- _Task description_: Count lines holding the string "title" in the data that follows. Reply with one number only.

- _Exercise materials_:
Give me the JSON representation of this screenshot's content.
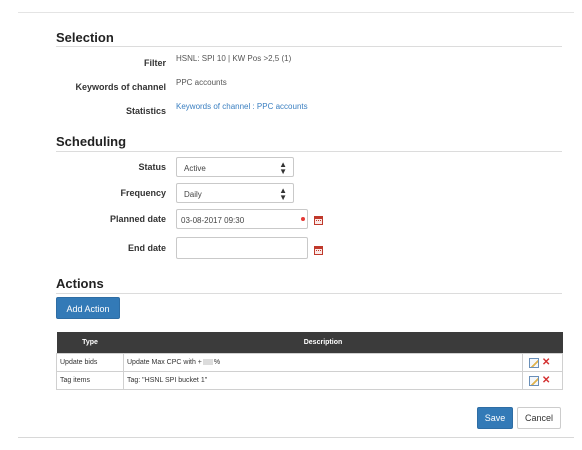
{
  "selection": {
    "title": "Selection",
    "filter_label": "Filter",
    "filter_value": "HSNL: SPI 10 | KW Pos >2,5 (1)",
    "keywords_label": "Keywords of channel",
    "keywords_value": "PPC accounts",
    "statistics_label": "Statistics",
    "statistics_link": "Keywords of channel : PPC accounts"
  },
  "scheduling": {
    "title": "Scheduling",
    "status_label": "Status",
    "status_value": "Active",
    "frequency_label": "Frequency",
    "frequency_value": "Daily",
    "planned_label": "Planned date",
    "planned_value": "03-08-2017 09:30",
    "end_label": "End date",
    "end_value": ""
  },
  "actions": {
    "title": "Actions",
    "add_button": "Add Action",
    "columns": [
      "Type",
      "Description"
    ],
    "rows": [
      {
        "type": "Update bids",
        "desc_prefix": "Update Max CPC with +",
        "desc_suffix": "%"
      },
      {
        "type": "Tag items",
        "desc_prefix": "Tag: \"HSNL SPI bucket 1\"",
        "desc_suffix": ""
      }
    ]
  },
  "footer": {
    "save": "Save",
    "cancel": "Cancel"
  },
  "icons": {
    "select_arrows": "sort-arrows-icon",
    "calendar": "calendar-icon",
    "edit": "edit-icon",
    "delete": "delete-icon"
  },
  "colors": {
    "primary": "#337ab7",
    "table_header": "#3b3b3b",
    "link": "#3a7fc1",
    "required": "#e53935"
  }
}
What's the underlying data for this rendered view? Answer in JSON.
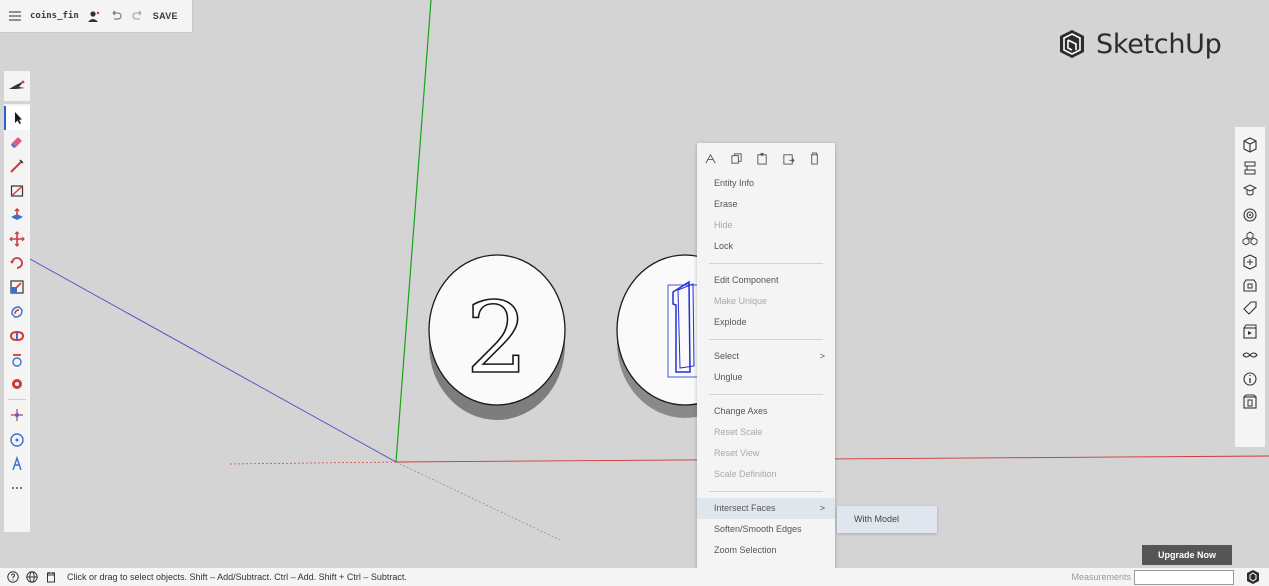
{
  "file_bar": {
    "menu_icon": "hamburger-menu-icon",
    "file_name": "coins_fin",
    "profile_icon": "user-profile-icon",
    "undo_icon": "undo-icon",
    "redo_icon": "redo-icon",
    "save_label": "SAVE"
  },
  "brand": {
    "name": "SketchUp",
    "logo_icon": "sketchup-logo-icon",
    "color": "#2c2c2c"
  },
  "left_toolbar": {
    "pinned_tool": "instructor-bird-icon",
    "tools": [
      "select-arrow-icon",
      "eraser-icon",
      "pencil-line-icon",
      "rectangle-icon",
      "push-pull-icon",
      "move-icon",
      "rotate-icon",
      "scale-icon",
      "offset-icon",
      "follow-me-icon",
      "tape-measure-icon",
      "paint-bucket-icon",
      "orbit-icon",
      "walk-icon",
      "text-icon",
      "more-tools-icon"
    ]
  },
  "right_panel": {
    "tools": [
      "entity-info-icon",
      "outliner-icon",
      "instructor-icon",
      "materials-icon",
      "components-icon",
      "styles-icon",
      "scenes-icon",
      "tags-icon",
      "shadows-icon",
      "views-icon",
      "solid-tools-icon",
      "model-info-icon"
    ]
  },
  "context_menu": {
    "icon_row": [
      "entity-info-quick-icon",
      "copy-icon",
      "paste-icon",
      "paste-in-place-icon",
      "delete-icon"
    ],
    "group1": [
      {
        "label": "Entity Info",
        "disabled": false
      },
      {
        "label": "Erase",
        "disabled": false
      },
      {
        "label": "Hide",
        "disabled": true
      },
      {
        "label": "Lock",
        "disabled": false
      }
    ],
    "group2": [
      {
        "label": "Edit Component",
        "disabled": false
      },
      {
        "label": "Make Unique",
        "disabled": true
      },
      {
        "label": "Explode",
        "disabled": false
      }
    ],
    "group3": [
      {
        "label": "Select",
        "disabled": false,
        "submenu": ">"
      },
      {
        "label": "Unglue",
        "disabled": false
      }
    ],
    "group4": [
      {
        "label": "Change Axes",
        "disabled": false
      },
      {
        "label": "Reset Scale",
        "disabled": true
      },
      {
        "label": "Reset View",
        "disabled": true
      },
      {
        "label": "Scale Definition",
        "disabled": true
      }
    ],
    "group5": [
      {
        "label": "Intersect Faces",
        "disabled": false,
        "submenu": ">",
        "highlighted": true
      },
      {
        "label": "Soften/Smooth Edges",
        "disabled": false
      },
      {
        "label": "Zoom Selection",
        "disabled": false
      }
    ],
    "submenu_item": "With Model"
  },
  "upgrade_button": "Upgrade Now",
  "status_bar": {
    "icons": [
      "help-icon",
      "globe-geolocate-icon",
      "credits-icon"
    ],
    "hint": "Click or drag to select objects. Shift – Add/Subtract. Ctrl – Add. Shift + Ctrl – Subtract."
  },
  "measurements": {
    "label": "Measurements",
    "value": ""
  },
  "scene": {
    "coin_left_number": "2",
    "coin_right_number": "1"
  },
  "colors": {
    "axis_green": "#19a319",
    "axis_red": "#d23a3a",
    "axis_blue": "#3b3bd0",
    "selection_blue": "#1f2fd6",
    "brand_blue": "#2563c9"
  }
}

- _Correct answer_: 3